AIM OF THE TASK » Lay out the entries below as a Markdown table with two columns, Row and Line, giving each line its own numbered row and skipping blank lines. Leave the pictures out.

......

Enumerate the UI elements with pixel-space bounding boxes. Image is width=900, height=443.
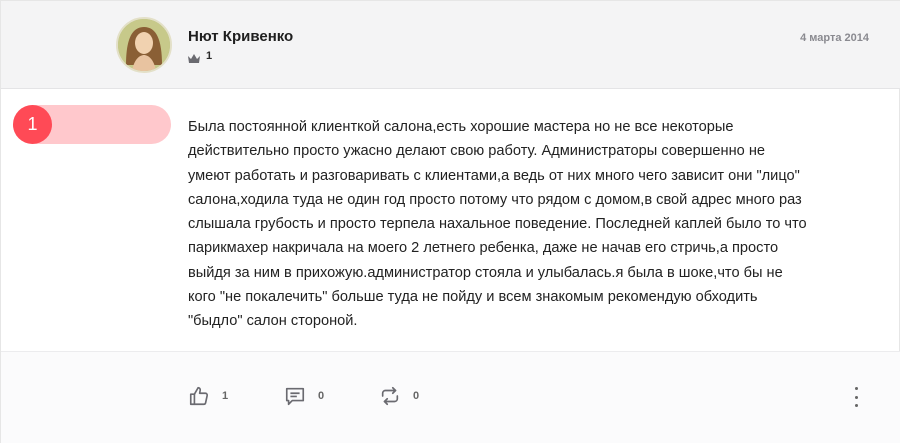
comment-button[interactable]: 0 bbox=[284, 385, 324, 407]
review-card: Нют Кривенко 1 4 марта 2014 1 Была посто… bbox=[0, 0, 900, 443]
avatar-image bbox=[118, 19, 170, 71]
thumbs-up-icon bbox=[188, 385, 210, 407]
rank-badge: 1 bbox=[13, 105, 52, 144]
author-rank: 1 bbox=[188, 50, 213, 63]
comment-icon bbox=[284, 385, 306, 407]
repost-icon bbox=[379, 385, 401, 407]
review-footer bbox=[1, 352, 900, 443]
comment-count: 0 bbox=[318, 390, 325, 402]
review-date: 4 марта 2014 bbox=[800, 32, 869, 44]
more-vertical-icon[interactable] bbox=[850, 387, 862, 407]
rank-value: 1 bbox=[206, 50, 213, 62]
like-button[interactable]: 1 bbox=[188, 385, 228, 407]
repost-count: 0 bbox=[413, 390, 420, 402]
like-count: 1 bbox=[222, 390, 229, 402]
avatar[interactable] bbox=[116, 17, 172, 73]
review-header: Нют Кривенко 1 4 марта 2014 bbox=[1, 1, 900, 89]
repost-button[interactable]: 0 bbox=[379, 385, 419, 407]
crown-icon bbox=[188, 51, 200, 63]
author-name[interactable]: Нют Кривенко bbox=[188, 28, 293, 45]
review-text: Была постоянной клиенткой салона,есть хо… bbox=[188, 119, 807, 330]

......

RESULT »
| Row | Line |
|---|---|
| 1 | Enumerate the UI elements with pixel-space bounding boxes. Image is width=900, height=443. |
| 2 | comment-button[interactable]: 0 bbox=[284, 385, 324, 407] |
| 3 | review-card: Нют Кривенко 1 4 марта 2014 1 Была посто… bbox=[0, 0, 900, 443] |
| 4 | avatar-image bbox=[118, 19, 170, 71] |
| 5 | thumbs-up-icon bbox=[188, 385, 210, 407] |
| 6 | rank-badge: 1 bbox=[13, 105, 52, 144] |
| 7 | author-rank: 1 bbox=[188, 50, 213, 63] |
| 8 | comment-icon bbox=[284, 385, 306, 407] |
| 9 | repost-icon bbox=[379, 385, 401, 407] |
| 10 | review-footer bbox=[1, 352, 900, 443] |
| 11 | comment-count: 0 bbox=[318, 390, 325, 402] |
| 12 | review-date: 4 марта 2014 bbox=[800, 32, 869, 44] |
| 13 | more-vertical-icon[interactable] bbox=[850, 387, 862, 407] |
| 14 | rank-value: 1 bbox=[206, 50, 213, 62] |
| 15 | like-button[interactable]: 1 bbox=[188, 385, 228, 407] |
| 16 | repost-count: 0 bbox=[413, 390, 420, 402] |
| 17 | like-count: 1 bbox=[222, 390, 229, 402] |
| 18 | avatar[interactable] bbox=[116, 17, 172, 73] |
| 19 | review-header: Нют Кривенко 1 4 марта 2014 bbox=[1, 1, 900, 89] |
| 20 | repost-button[interactable]: 0 bbox=[379, 385, 419, 407] |
| 21 | crown-icon bbox=[188, 51, 200, 63] |
| 22 | author-name[interactable]: Нют Кривенко bbox=[188, 28, 293, 45] |
| 23 | review-text: Была постоянной клиенткой салона,есть хо… bbox=[188, 119, 807, 330] |